▸ What is needed: Repeat each line exactly as it is written.

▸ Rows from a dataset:
......

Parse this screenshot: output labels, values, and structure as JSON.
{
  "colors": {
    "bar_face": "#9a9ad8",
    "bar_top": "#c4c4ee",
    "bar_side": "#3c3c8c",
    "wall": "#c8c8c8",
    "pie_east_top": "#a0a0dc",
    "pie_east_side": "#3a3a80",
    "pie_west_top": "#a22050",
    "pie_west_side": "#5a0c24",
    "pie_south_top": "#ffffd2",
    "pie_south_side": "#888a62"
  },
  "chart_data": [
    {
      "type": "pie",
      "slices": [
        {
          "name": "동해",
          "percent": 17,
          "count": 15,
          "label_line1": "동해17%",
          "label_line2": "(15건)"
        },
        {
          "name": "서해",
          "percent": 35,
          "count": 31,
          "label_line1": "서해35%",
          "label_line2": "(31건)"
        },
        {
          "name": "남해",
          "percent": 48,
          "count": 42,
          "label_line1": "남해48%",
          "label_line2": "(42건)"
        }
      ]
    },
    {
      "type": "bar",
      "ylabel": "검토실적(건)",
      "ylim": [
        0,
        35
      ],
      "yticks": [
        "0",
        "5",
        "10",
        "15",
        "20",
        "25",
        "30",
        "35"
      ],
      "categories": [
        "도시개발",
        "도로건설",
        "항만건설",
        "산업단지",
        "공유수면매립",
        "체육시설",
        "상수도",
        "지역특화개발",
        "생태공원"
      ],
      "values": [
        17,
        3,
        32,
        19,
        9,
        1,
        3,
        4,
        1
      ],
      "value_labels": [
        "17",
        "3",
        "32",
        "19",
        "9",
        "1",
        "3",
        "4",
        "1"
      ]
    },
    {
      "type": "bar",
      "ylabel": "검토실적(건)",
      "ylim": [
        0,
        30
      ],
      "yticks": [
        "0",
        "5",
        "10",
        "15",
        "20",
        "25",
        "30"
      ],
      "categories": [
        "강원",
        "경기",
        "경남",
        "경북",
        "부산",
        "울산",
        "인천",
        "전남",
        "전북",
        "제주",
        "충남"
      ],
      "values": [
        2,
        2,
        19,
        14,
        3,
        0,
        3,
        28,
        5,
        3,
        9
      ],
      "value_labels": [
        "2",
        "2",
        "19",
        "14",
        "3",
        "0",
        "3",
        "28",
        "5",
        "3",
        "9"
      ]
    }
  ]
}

......

▸ Exercise output:
Parse this screenshot: output labels, values, and structure as JSON.
{
  "colors": {
    "bar_face": "#9a9ad8",
    "bar_top": "#c4c4ee",
    "bar_side": "#3c3c8c",
    "wall": "#c8c8c8",
    "pie_east_top": "#a0a0dc",
    "pie_east_side": "#3a3a80",
    "pie_west_top": "#a22050",
    "pie_west_side": "#5a0c24",
    "pie_south_top": "#ffffd2",
    "pie_south_side": "#888a62"
  },
  "chart_data": [
    {
      "type": "pie",
      "slices": [
        {
          "name": "동해",
          "percent": 17,
          "count": 15,
          "label_line1": "동해17%",
          "label_line2": "(15건)"
        },
        {
          "name": "서해",
          "percent": 35,
          "count": 31,
          "label_line1": "서해35%",
          "label_line2": "(31건)"
        },
        {
          "name": "남해",
          "percent": 48,
          "count": 42,
          "label_line1": "남해48%",
          "label_line2": "(42건)"
        }
      ]
    },
    {
      "type": "bar",
      "ylabel": "검토실적(건)",
      "ylim": [
        0,
        35
      ],
      "yticks": [
        "0",
        "5",
        "10",
        "15",
        "20",
        "25",
        "30",
        "35"
      ],
      "categories": [
        "도시개발",
        "도로건설",
        "항만건설",
        "산업단지",
        "공유수면매립",
        "체육시설",
        "상수도",
        "지역특화개발",
        "생태공원"
      ],
      "values": [
        17,
        3,
        32,
        19,
        9,
        1,
        3,
        4,
        1
      ],
      "value_labels": [
        "17",
        "3",
        "32",
        "19",
        "9",
        "1",
        "3",
        "4",
        "1"
      ]
    },
    {
      "type": "bar",
      "ylabel": "검토실적(건)",
      "ylim": [
        0,
        30
      ],
      "yticks": [
        "0",
        "5",
        "10",
        "15",
        "20",
        "25",
        "30"
      ],
      "categories": [
        "강원",
        "경기",
        "경남",
        "경북",
        "부산",
        "울산",
        "인천",
        "전남",
        "전북",
        "제주",
        "충남"
      ],
      "values": [
        2,
        2,
        19,
        14,
        3,
        0,
        3,
        28,
        5,
        3,
        9
      ],
      "value_labels": [
        "2",
        "2",
        "19",
        "14",
        "3",
        "0",
        "3",
        "28",
        "5",
        "3",
        "9"
      ]
    }
  ]
}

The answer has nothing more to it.